*Task to carry out*
Copy every entry exactly.

*Dataset extract*

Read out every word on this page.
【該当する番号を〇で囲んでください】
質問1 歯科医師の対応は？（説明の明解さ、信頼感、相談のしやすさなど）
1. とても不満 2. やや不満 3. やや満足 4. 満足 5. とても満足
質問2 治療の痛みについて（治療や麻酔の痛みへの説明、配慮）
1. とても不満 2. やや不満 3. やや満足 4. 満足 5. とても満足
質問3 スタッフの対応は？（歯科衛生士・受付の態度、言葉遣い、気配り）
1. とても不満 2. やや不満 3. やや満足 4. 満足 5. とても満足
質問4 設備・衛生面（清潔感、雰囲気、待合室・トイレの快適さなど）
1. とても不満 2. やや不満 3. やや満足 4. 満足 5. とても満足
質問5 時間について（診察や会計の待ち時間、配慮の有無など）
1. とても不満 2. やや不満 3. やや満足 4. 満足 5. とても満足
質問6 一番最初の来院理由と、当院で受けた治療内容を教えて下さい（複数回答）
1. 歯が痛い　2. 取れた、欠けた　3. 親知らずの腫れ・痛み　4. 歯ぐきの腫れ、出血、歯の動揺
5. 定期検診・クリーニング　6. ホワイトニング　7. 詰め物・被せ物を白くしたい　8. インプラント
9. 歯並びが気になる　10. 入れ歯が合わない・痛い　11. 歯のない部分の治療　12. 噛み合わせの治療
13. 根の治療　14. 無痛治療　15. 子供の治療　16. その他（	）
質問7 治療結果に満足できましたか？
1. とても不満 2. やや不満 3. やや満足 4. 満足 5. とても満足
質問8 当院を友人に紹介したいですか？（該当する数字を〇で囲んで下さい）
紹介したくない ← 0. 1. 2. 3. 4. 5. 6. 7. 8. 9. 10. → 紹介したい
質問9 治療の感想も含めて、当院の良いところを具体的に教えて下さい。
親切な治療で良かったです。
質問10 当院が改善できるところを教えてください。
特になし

*The reply*
Read out every word on this page.
【該当する番号を〇で囲んでください】
質問1 歯科医師の対応は？（説明の明解さ、信頼感、相談のしやすさなど）
1. とても不満 2. やや不満 3. やや満足 4. 満足 5. とても満足
質問2 治療の痛みについて（治療や麻酔の痛みへの説明、配慮）
1. とても不満 2. やや不満 3. やや満足 4. 満足 5. とても満足
質問3 スタッフの対応は？（歯科衛生士・受付の態度、言葉遣い、気配り）
1. とても不満 2. やや不満 3. やや満足 4. 満足 5. とても満足
質問4 設備・衛生面（清潔感、雰囲気、待合室・トイレの快適さなど）
1. とても不満 2. やや不満 3. やや満足 4. 満足 5. とても満足
質問5 時間について（診察や会計の待ち時間、配慮の有無など）
1. とても不満 2. やや不満 3. やや満足 4. 満足 5. とても満足
質問6 一番最初の来院理由と、当院で受けた治療内容を教えて下さい（複数回答）
1. 歯が痛い　2. 取れた、欠けた　3. 親知らずの腫れ・痛み　4. 歯ぐきの腫れ、出血、歯の動揺
5. 定期検診・クリーニング　6. ホワイトニング　7. 詰め物・被せ物を白くしたい　8. インプラント
9. 歯並びが気になる　10. 入れ歯が合わない・痛い　11. 歯のない部分の治療　12. 噛み合わせの治療
13. 根の治療　14. 無痛治療　15. 子供の治療　16. その他（	）
質問7 治療結果に満足できましたか？
1. とても不満 2. やや不満 3. やや満足 4. 満足 5. とても満足
質問8 当院を友人に紹介したいですか？（該当する数字を〇で囲んで下さい）
紹介したくない ← 0. 1. 2. 3. 4. 5. 6. 7. 8. 9. 10. → 紹介したい
質問9 治療の感想も含めて、当院の良いところを具体的に教えて下さい。
親切な治療で良かったです。
質問10 当院が改善できるところを教えてください。
特になし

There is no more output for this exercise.